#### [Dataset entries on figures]
◇ ◇ ◇ ◇ ◇ ◇ ◇

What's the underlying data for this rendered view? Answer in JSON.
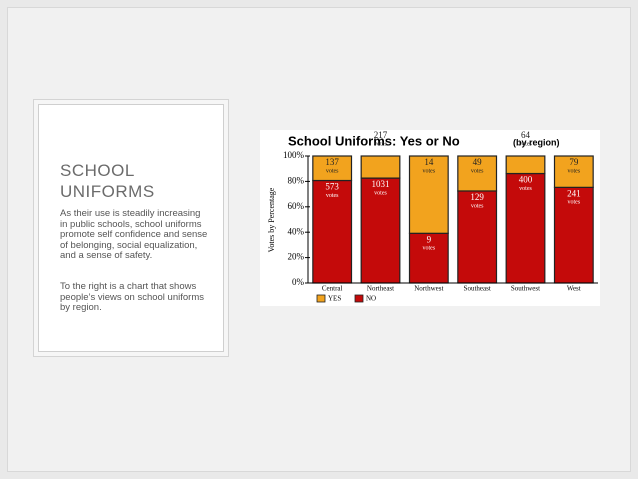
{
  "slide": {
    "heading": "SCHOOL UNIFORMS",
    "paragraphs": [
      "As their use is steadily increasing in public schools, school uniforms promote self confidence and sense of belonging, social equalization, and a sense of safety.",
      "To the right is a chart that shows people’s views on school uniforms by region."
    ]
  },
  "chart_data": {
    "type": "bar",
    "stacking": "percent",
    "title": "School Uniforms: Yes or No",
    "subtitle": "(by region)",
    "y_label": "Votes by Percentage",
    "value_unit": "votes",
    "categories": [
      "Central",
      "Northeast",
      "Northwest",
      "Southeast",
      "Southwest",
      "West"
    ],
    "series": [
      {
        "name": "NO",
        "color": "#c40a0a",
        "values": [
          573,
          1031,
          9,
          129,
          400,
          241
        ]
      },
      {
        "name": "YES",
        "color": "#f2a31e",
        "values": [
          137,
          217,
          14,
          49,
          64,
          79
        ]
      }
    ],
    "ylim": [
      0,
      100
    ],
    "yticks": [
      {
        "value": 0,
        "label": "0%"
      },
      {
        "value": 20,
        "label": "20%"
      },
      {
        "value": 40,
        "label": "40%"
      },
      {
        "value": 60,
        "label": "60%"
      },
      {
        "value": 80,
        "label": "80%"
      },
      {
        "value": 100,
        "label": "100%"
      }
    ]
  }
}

◇ ◇ ◇ ◇ ◇ ◇ ◇

#### [What this task involves]
Print the complete listing exactly, apart from any pictures.

#### [The solution]
What's the underlying data for this rendered view? Answer in JSON.
{
  "slide": {
    "heading": "SCHOOL UNIFORMS",
    "paragraphs": [
      "As their use is steadily increasing in public schools, school uniforms promote self confidence and sense of belonging, social equalization, and a sense of safety.",
      "To the right is a chart that shows people’s views on school uniforms by region."
    ]
  },
  "chart_data": {
    "type": "bar",
    "stacking": "percent",
    "title": "School Uniforms: Yes or No",
    "subtitle": "(by region)",
    "y_label": "Votes by Percentage",
    "value_unit": "votes",
    "categories": [
      "Central",
      "Northeast",
      "Northwest",
      "Southeast",
      "Southwest",
      "West"
    ],
    "series": [
      {
        "name": "NO",
        "color": "#c40a0a",
        "values": [
          573,
          1031,
          9,
          129,
          400,
          241
        ]
      },
      {
        "name": "YES",
        "color": "#f2a31e",
        "values": [
          137,
          217,
          14,
          49,
          64,
          79
        ]
      }
    ],
    "ylim": [
      0,
      100
    ],
    "yticks": [
      {
        "value": 0,
        "label": "0%"
      },
      {
        "value": 20,
        "label": "20%"
      },
      {
        "value": 40,
        "label": "40%"
      },
      {
        "value": 60,
        "label": "60%"
      },
      {
        "value": 80,
        "label": "80%"
      },
      {
        "value": 100,
        "label": "100%"
      }
    ]
  }
}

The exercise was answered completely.